## GIVEN EXERCISE 1
Reproduce the market update starting at "Europe/Asia" and ending after "dovish Powell speech.", but change "equities" to "stocks".
## GIVEN EXERCISE 2
Name every equity index listed in the market update's scorecard.
## GIVEN EXERCISE 3
Put this sentence from the market update into Spanish: "Small caps were the big beneficiary of a more dovish Powell speech."

## SUPPLIED PASSAGE
You can catch up on the past four weeks’ Weekly Update in the link to my Blog.

Read my latest Smart Investor newsletter on my website. The Q3 2025 edition covers Market Review for first half of 2025, the impact of tariffs, and alternative investments. Shiuman's Corner is about classical music as balm.

Markets

Market scorecard as of close on Friday August 22, 2025.

Country

Equity Indices

Level

1 week

YTD

Canada

S&P/TSX Composite

28,333

1.5%

14.6%

U.S.

S&P 500

6,467

0.3%

10.0%

U.S.

NASDAQ

21,497

-0.6%

11.3%

Europe/Asia

MSCI EAFE

2,729

-0.4%

20.7%

Source: FactSet

  • TSX finished higher in Friday afternoon trading, near best levels and new record high. Most sectors higher. TSX closed with a 1.5% weekly gain.
  • US equities ended sharply higher Friday, snapping a five-day losing streak, and mostly stronger on the week. Small caps were the big beneficiary of a more dovish Powell speech.
  • With the U.S. earnings season now largely complete, results were generally better-than-expected, with the realized earnings growth rate handily surpassing consensus estimates. Notably, the number of earnings estimate upgrades relative to downgrades reached its highest level since late 2021, marking a reversal from earlier cuts prompted by uncertainty over the impact of supply chain disruptions, which to date have proven less severe than initially feared.

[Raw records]
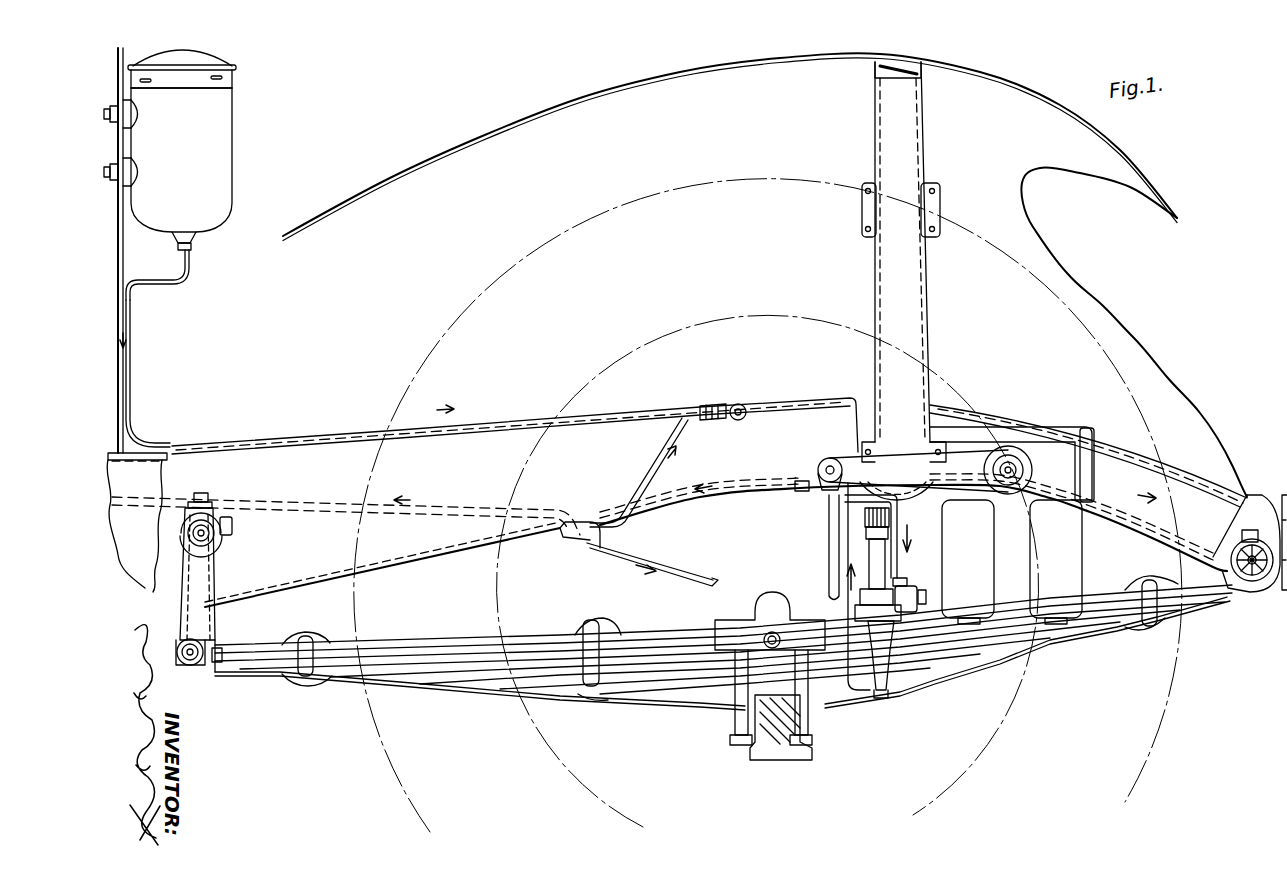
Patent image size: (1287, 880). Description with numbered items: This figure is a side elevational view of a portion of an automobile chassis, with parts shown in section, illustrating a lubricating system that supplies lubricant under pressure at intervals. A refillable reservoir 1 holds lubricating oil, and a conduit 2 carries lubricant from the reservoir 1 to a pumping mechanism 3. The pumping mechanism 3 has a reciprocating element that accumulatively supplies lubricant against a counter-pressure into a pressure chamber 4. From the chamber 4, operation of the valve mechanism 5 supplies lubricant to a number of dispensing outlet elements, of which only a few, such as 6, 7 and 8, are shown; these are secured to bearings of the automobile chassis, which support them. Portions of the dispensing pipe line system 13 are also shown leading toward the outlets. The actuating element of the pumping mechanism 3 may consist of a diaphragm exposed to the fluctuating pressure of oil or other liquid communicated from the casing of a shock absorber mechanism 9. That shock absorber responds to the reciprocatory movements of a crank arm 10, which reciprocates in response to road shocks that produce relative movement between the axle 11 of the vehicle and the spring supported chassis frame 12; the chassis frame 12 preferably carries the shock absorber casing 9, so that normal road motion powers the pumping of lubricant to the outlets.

The refillable reservoir 1 is at (215, 141).
The conduit 2 is at (140, 437).
The pumping mechanism 3 is at (908, 596).
The pressure chamber 4 is at (866, 555).
The valve mechanism 5 is at (882, 655).
The dispensing outlet element 6 is at (1248, 530).
The dispensing outlet element 7 is at (739, 405).
The dispensing outlet element 8 is at (210, 493).
The shock absorber mechanism 9 is at (968, 588).
The lever 10 is at (955, 468).
The axle 11 is at (780, 748).
The spring supported chassis frame 12 is at (1176, 510).
The pipes 13 is at (440, 505).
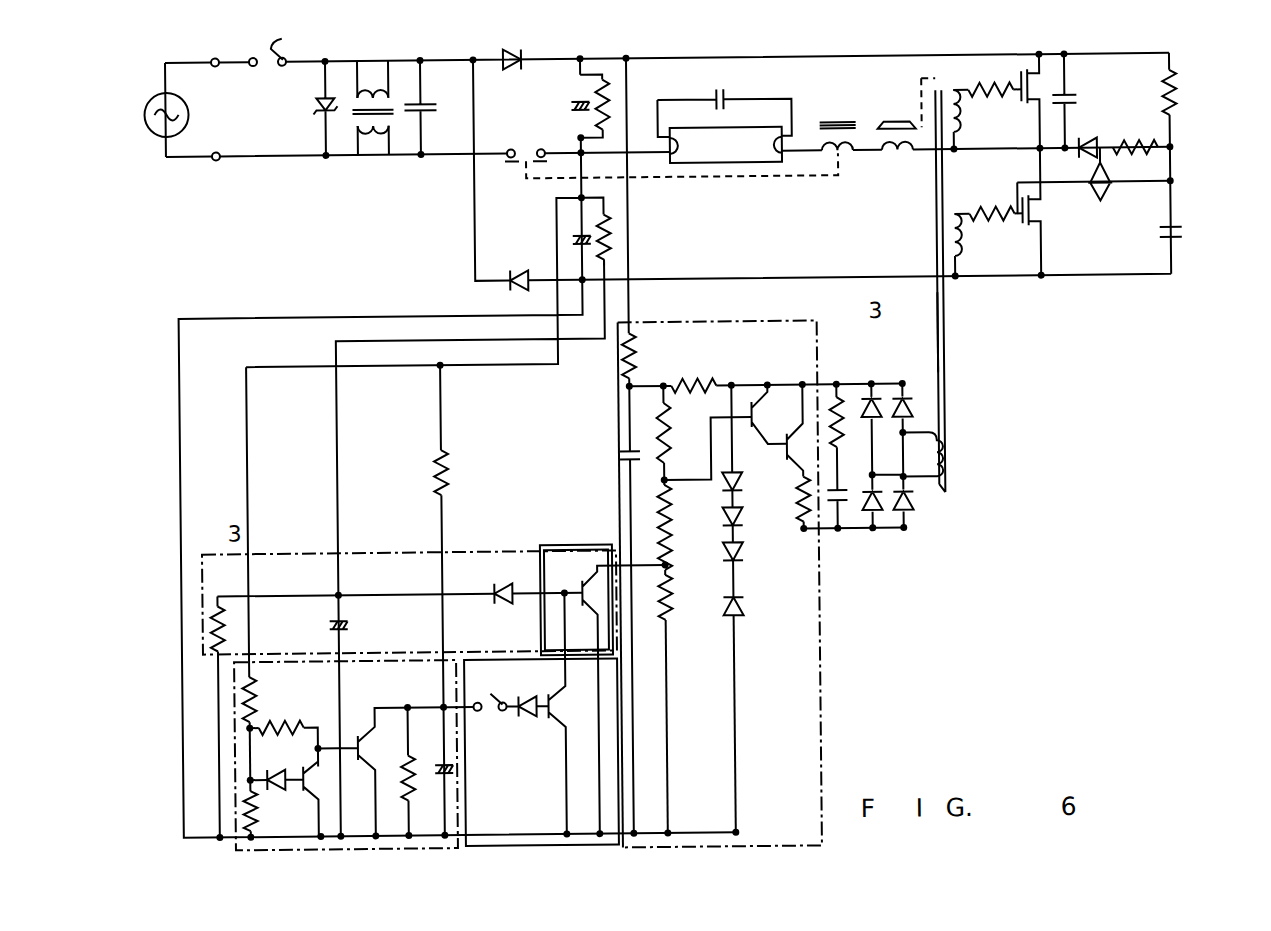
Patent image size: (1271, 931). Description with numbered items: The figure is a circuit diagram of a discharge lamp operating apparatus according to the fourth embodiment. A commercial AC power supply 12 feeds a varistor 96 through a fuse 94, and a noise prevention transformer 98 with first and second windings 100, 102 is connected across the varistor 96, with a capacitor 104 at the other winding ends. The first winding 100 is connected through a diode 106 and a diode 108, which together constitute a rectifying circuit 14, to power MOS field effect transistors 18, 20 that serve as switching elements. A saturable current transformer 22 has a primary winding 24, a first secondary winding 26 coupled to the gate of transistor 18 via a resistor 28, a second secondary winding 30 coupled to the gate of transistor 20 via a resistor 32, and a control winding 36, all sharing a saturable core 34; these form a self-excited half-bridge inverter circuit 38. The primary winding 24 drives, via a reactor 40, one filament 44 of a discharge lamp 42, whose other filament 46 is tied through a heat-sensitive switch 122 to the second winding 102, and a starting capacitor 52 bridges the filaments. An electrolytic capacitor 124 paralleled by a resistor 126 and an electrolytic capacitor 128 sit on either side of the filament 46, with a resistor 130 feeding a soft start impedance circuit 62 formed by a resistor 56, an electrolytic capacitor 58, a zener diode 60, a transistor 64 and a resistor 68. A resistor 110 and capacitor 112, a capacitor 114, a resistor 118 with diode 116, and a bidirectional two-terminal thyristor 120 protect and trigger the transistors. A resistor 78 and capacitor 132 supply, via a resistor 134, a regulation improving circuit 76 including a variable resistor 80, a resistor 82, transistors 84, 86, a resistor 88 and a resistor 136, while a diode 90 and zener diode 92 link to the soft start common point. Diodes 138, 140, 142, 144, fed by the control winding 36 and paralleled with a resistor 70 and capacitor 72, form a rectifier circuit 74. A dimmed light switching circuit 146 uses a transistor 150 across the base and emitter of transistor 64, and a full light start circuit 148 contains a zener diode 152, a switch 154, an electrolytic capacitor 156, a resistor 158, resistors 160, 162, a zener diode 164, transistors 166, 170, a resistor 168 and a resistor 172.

The commercial AC power supply 12 is at (147, 102).
The rectifying circuit 14 is at (487, 80).
The field effect transistor 18 is at (1020, 77).
The field effect transistor 20 is at (1021, 233).
The saturable current transformer 22 is at (988, 312).
The primary winding 24 is at (897, 161).
The first secondary winding 26 is at (958, 126).
The resistor 28 is at (972, 90).
The second secondary winding 30 is at (948, 240).
The resistor 32 is at (1002, 211).
The saturable core 34 is at (943, 365).
The control winding 36 is at (943, 463).
The inverter circuit 38 is at (928, 142).
The reactor 40 is at (836, 126).
The discharge lamp 42 is at (726, 174).
The filament 44 is at (776, 175).
The filament 46 is at (673, 175).
The starting capacitor 52 is at (727, 96).
The resistor 56 is at (208, 640).
The electrolytic capacitor 58 is at (330, 625).
The zener diode 60 is at (503, 590).
The impedance circuit 62 is at (220, 537).
The transistor 64 is at (577, 592).
The resistor 68 is at (670, 610).
The resistor 70 is at (898, 469).
The capacitor 72 is at (836, 540).
The rectifier circuit 74 is at (946, 531).
The regulation improving circuit 76 is at (787, 324).
The resistor 78 is at (634, 357).
The variable resistor 80 is at (666, 495).
The resistor 82 is at (692, 392).
The transistor 84 is at (749, 405).
The transistor 86 is at (784, 445).
The resistor 88 is at (796, 522).
The diode 90 is at (741, 522).
The zener diode 92 is at (742, 613).
The fuse 94 is at (279, 42).
The varistor 96 is at (327, 95).
The transformer 98 is at (378, 113).
The first winding 100 is at (368, 95).
The second winding 102 is at (369, 134).
The capacitor 104 is at (432, 98).
The diode 106 is at (514, 53).
The diode 108 is at (513, 275).
The resistor 110 is at (1175, 110).
The capacitor 112 is at (1185, 237).
The capacitor 114 is at (1068, 106).
The diode 116 is at (1084, 146).
The resistor 118 is at (1137, 157).
The bidirectional two-terminal thyristor 120 is at (1108, 208).
The heat-sensitive switch 122 is at (511, 147).
The electrolytic capacitor 124 is at (573, 108).
The resistor 126 is at (640, 86).
The electrolytic capacitor 128 is at (573, 241).
The resistor 130 is at (612, 239).
The capacitor 132 is at (618, 461).
The resistor 134 is at (674, 413).
The resistor 136 is at (664, 572).
The diode 138 is at (850, 453).
The diode 140 is at (866, 538).
The diode 142 is at (900, 400).
The diode 144 is at (901, 538).
The dimmed light switching circuit 146 is at (552, 552).
The full light start circuit 148 is at (230, 694).
The transistor 150 is at (543, 725).
The zener diode 152 is at (515, 726).
The switch 154 is at (485, 700).
The electrolytic capacitor 156 is at (440, 768).
The resistor 158 is at (444, 478).
The resistor 160 is at (252, 702).
The resistor 162 is at (250, 818).
The zener diode 164 is at (292, 793).
The transistor 166 is at (305, 771).
The resistor 168 is at (282, 730).
The transistor 170 is at (354, 748).
The resistor 172 is at (407, 788).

## REPLY 1
Europe/Asia

MSCI EAFE

2,729

-0.4%

20.7%

Source: FactSet

  • TSX finished higher in Friday afternoon trading, near best levels and new record high. Most sectors higher. TSX closed with a 1.5% weekly gain.
  • US stocks ended sharply higher Friday, snapping a five-day losing streak, and mostly stronger on the week. Small caps were the big beneficiary of a more dovish Powell speech.

## REPLY 2
S&P/TSX Composite
S&P 500
NASDAQ
MSCI EAFE

## REPLY 3
Las empresas de pequeña capitalización fueron las grandes beneficiadas de un discurso de Powell más moderado.